═════ ESTRATTO DEL TESTO

23 Maggio 2018 Stampa articolo

rugbyLa storia di Edgardo, per tutti più semplicemente Eddy, Venturi è una di quelle più particolari nel panorama rugbistico italiano.

L’ala di Pieve di Cento, che nella cittadina emiliana aveva mosso i primi passi in giovanile, approdò in nazionale per il tour di Stati Uniti e Canada e i giochi del Mediterraneo in Marocco, quando ancora giocava in serie B, caso più unico che raro.

“Dopo quel momento, l’allenatore mi disse che per proseguire con la maglia azzurra sarei dovuto andare in un club di serie A. Passai l’estate a sondare le proposte e optai poi per Rovigo, che nella mia mente allora era già la squadra più vincente e la più conosciuta da noi, oltre ovviamente alla più vicina a livello geografico”.

Arrivato in rossoblù nella stagione 1983/84 non visse, però, l’annata trionfale del decimo scudetto nel migliore dei modi. Almeno all’inizio.

“Ero reduce da un’operazione al ginocchio e all’inizio giocai molto poco. Poi cominciai con la formazione riserve a muovere i primi passi sul campo e quando potevo essere finalmente pronto arrivò la frattura ad una mano in nazionale B. Io vedevo questa squadra che continuava a lievitare e non riuscivo ad entrare perché avevo continui infortuni. Senza contare che comunque ero stato sostituito in maniera eccellente da Lallo Capitozzo, che giocò molto bene. Nelie Smith poi mi chiese se ero pronto e mi fece rientrare se non sbaglio due partite prima dei play-off, che giocai completamente e anche la stessa finale di Roma. Fu comunque un anno stupendo, vinsi il primo scudetto che in cuor mio pensavo di non riuscire mai a vincere. Quando perdemmo la prima semifinale con il Petrarca il pensiero fu subito negativo per un altro anno e invece poi è andata come è andata. A settembre nacque pure mio figlio Filippo, per cui alla fine fu tutto molto bello”.

Filippo che nel passato ha anche lui indossato la maglia rossoblù a livello giovanile.

“Così come Piacenza, San Gregorio e qualche anno a Badia e io venivo a vedere le partite. Lo scorso anno per impegni lavorativi ha un po’ rallentato il ritmo. D’altronde per noi rugby vuol dire ancora Rovigo e continuiamo a tifare e a seguire la squadra. Per me è un legame difficile da rompere: dal punto di vista rugbistico, mi sento molto più di Rovigo che di Pieve o altro”.

Il 1988 fu deciso con una partita straordinaria.

══════════
═════ DATI FORNITI

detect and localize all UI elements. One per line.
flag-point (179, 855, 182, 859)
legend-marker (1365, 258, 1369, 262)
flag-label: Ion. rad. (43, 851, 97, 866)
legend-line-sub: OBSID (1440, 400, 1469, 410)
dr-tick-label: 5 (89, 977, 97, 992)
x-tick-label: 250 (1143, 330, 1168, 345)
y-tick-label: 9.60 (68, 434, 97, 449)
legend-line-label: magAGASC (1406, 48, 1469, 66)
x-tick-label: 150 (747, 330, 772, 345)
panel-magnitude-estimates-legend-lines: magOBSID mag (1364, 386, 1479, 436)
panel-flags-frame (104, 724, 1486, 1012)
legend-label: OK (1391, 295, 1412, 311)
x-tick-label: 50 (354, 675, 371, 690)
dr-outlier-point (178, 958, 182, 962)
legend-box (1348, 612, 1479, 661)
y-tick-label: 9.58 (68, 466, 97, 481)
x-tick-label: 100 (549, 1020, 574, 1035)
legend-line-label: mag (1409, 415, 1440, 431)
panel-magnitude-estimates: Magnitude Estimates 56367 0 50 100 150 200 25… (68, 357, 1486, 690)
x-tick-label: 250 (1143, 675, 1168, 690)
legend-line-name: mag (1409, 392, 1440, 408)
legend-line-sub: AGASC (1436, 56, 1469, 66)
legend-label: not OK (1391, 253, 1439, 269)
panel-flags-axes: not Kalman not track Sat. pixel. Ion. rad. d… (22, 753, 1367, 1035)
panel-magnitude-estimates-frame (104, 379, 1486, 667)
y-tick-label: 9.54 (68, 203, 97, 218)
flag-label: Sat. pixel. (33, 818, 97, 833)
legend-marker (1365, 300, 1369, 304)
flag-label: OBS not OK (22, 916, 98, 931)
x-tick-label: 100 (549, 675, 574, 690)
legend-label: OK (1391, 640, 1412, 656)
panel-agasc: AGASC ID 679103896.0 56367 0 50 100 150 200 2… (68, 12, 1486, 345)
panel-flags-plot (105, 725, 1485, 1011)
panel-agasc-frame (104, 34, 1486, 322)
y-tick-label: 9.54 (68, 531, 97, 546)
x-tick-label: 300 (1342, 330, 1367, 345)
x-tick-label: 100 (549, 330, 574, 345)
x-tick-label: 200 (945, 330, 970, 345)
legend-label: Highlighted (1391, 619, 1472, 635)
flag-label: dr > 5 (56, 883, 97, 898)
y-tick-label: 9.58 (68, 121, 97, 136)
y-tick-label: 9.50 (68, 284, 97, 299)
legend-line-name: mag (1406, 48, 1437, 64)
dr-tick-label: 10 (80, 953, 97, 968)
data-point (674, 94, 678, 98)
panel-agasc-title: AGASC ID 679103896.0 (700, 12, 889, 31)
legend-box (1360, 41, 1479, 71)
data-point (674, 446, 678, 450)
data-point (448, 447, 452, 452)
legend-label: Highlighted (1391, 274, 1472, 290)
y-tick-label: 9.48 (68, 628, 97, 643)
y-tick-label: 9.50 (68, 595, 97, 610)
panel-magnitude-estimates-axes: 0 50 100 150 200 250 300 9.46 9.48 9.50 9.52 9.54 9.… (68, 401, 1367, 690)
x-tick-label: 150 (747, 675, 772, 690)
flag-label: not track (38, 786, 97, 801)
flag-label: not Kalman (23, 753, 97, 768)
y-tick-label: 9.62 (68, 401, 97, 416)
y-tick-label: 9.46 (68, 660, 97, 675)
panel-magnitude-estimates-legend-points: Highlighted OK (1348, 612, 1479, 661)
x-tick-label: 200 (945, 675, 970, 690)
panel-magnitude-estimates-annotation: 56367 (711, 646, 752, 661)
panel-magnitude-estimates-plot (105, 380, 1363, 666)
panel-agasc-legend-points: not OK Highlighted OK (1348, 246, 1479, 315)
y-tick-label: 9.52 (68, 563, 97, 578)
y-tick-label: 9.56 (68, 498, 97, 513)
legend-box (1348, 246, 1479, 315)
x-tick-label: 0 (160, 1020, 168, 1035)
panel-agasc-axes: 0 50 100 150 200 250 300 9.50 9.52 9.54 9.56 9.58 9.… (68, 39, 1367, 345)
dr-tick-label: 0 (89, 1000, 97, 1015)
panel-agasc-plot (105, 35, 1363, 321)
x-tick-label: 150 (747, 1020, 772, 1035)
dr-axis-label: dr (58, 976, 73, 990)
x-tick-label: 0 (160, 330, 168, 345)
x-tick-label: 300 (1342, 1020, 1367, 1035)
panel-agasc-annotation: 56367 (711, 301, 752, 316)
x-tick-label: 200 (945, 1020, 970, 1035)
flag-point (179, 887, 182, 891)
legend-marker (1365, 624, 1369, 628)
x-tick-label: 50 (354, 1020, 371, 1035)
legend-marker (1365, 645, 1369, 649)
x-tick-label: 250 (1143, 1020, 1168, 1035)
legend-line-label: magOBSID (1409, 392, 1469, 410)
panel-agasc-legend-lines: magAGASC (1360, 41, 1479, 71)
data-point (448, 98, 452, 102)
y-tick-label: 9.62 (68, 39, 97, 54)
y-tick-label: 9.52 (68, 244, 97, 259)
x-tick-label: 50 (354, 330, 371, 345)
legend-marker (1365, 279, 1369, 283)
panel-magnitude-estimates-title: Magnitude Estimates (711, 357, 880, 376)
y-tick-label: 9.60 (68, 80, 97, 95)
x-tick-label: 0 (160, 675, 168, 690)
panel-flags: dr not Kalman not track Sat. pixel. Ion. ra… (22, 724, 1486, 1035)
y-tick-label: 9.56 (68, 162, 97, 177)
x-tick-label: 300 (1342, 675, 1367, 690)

══════════

* CONSEGNA
Aggiorna il brano su Eddy Venturi: riscrivi la parte che comincia con "L’ala di Pieve" e prosegue fino a "modi. Almeno all’inizio.", mettendo "città emiliana" al posto di "cittadina emiliana".

* RISULTATO
L’ala di Pieve di Cento, che nella città emiliana aveva mosso i primi passi in giovanile, approdò in nazionale per il tour di Stati Uniti e Canada e i giochi del Mediterraneo in Marocco, quando ancora giocava in serie B, caso più unico che raro.

“Dopo quel momento, l’allenatore mi disse che per proseguire con la maglia azzurra sarei dovuto andare in un club di serie A. Passai l’estate a sondare le proposte e optai poi per Rovigo, che nella mia mente allora era già la squadra più vincente e la più conosciuta da noi, oltre ovviamente alla più vicina a livello geografico”.

Arrivato in rossoblù nella stagione 1983/84 non visse, però, l’annata trionfale del decimo scudetto nel migliore dei modi. Almeno all’inizio.